投資のコンシェルジュ 第17回 日米株価&ドル円市場の行方《2023年4月》
2023.04.04 (火)
日米株価&ドル円市場の行方《2023年4月》
〔日本時間:2023年03月30日記事作成〕
2023年4月の焦点(地政学的な要素を除く)は、①3月上旬勃発の欧米金融ショック「シリコンバレーバンク(SVB)ショック」の行方、②4月中旬から始まる2023年第1Q米企業決算、③3月物価動向指数とそれをみて5月FOMCへ向けた主要メンバーの発言。そして、ドル円市場では、④新総裁就任後初の日銀政策決定会合(4/27~28)が注目される。
4月株式・ドル円の方向性は、①NYダウ:35,300ドル、②S&P500:4,300ポイント、③NASDAQ:13,100ポイント、④日経平均:29,200円、⑤ドル円:140.00円と、本誌・第16回(3月)と同様とし「SVBショック」の早期収束による上昇トレンド回復に期待。①は2022年3月高値、②③④は2022年8月高値を意識、⑤は再び200日移動平均(MA)137円水準への反転を予想。

[課題一覧]
a: 本文の内容を2文でまとめよ。
b: 本文の「4月株式・ドル円の方向性は、」から「137円水準への反転を予想。」まで(両端の語句を含む)を、そのまま書き写してください。

[提供データ]
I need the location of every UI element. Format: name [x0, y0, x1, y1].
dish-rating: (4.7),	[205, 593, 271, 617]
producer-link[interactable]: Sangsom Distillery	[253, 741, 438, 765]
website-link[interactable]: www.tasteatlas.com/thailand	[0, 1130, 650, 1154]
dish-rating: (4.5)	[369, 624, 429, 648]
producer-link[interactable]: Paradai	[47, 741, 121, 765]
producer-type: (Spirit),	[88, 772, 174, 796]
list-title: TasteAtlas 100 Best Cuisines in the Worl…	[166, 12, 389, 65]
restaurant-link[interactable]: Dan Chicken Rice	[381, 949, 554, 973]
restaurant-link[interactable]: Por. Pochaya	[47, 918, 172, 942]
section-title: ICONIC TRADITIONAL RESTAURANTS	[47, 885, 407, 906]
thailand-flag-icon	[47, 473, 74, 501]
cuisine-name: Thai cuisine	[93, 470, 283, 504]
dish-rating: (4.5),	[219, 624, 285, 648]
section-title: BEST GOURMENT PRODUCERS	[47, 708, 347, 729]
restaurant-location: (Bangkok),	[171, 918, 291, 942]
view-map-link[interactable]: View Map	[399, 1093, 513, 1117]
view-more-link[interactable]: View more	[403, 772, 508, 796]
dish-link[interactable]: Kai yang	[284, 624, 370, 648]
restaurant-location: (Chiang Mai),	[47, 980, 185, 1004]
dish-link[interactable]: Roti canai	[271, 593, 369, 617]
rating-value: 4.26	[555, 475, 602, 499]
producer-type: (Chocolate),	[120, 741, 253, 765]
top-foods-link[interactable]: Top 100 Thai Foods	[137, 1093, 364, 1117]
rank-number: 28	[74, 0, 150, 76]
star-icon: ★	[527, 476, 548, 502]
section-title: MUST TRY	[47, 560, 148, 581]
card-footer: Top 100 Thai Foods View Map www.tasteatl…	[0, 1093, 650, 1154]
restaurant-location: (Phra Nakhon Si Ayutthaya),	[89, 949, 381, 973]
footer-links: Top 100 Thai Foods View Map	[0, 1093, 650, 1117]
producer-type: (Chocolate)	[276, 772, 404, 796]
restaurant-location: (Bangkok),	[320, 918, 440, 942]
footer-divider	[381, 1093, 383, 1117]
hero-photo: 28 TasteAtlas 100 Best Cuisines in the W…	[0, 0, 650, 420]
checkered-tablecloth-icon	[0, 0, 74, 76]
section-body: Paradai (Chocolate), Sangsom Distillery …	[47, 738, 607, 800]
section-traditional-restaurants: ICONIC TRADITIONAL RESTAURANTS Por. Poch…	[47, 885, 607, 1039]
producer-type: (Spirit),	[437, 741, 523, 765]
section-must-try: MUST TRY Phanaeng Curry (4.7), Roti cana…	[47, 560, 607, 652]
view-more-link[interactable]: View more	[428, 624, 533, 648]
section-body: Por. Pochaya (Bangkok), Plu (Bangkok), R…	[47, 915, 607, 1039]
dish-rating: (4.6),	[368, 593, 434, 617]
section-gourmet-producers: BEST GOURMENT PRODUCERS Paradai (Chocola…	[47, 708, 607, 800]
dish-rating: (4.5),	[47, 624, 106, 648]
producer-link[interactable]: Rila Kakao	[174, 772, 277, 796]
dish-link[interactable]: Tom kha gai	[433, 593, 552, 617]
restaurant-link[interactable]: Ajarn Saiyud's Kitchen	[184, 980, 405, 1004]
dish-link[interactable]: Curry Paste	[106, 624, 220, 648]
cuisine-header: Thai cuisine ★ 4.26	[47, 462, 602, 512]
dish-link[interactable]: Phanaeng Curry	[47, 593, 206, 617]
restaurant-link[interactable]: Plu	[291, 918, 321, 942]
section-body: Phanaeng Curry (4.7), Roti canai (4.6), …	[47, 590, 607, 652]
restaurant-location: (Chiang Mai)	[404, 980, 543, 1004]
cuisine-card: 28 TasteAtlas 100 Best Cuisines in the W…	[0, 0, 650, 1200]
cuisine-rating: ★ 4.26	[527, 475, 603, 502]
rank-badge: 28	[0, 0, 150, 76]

[解答例]
a: 2023年4月の焦点として、SVBショックの行方、4月中旬から始まる第1四半期の米企業決算、3月物価動向指数とそれを受けた5月FOMCに向けた主要メンバーの発言、新総裁就任後初の日銀政策決定会合が挙げられている。4月の方向性はNYダウ35,300ドル、S&P500 4,300ポイント、NASDAQ 13,100ポイント、日経平均29,200円、ドル円140.00円とされ、SVBショックの早期収束による上昇トレンド回復が期待されている。

b:
4月株式・ドル円の方向性は、①NYダウ:35,300ドル、②S&P500:4,300ポイント、③NASDAQ:13,100ポイント、④日経平均:29,200円、⑤ドル円:140.00円と、本誌・第16回(3月)と同様とし「SVBショック」の早期収束による上昇トレンド回復に期待。①は2022年3月高値、②③④は2022年8月高値を意識、⑤は再び200日移動平均(MA)137円水準への反転を予想。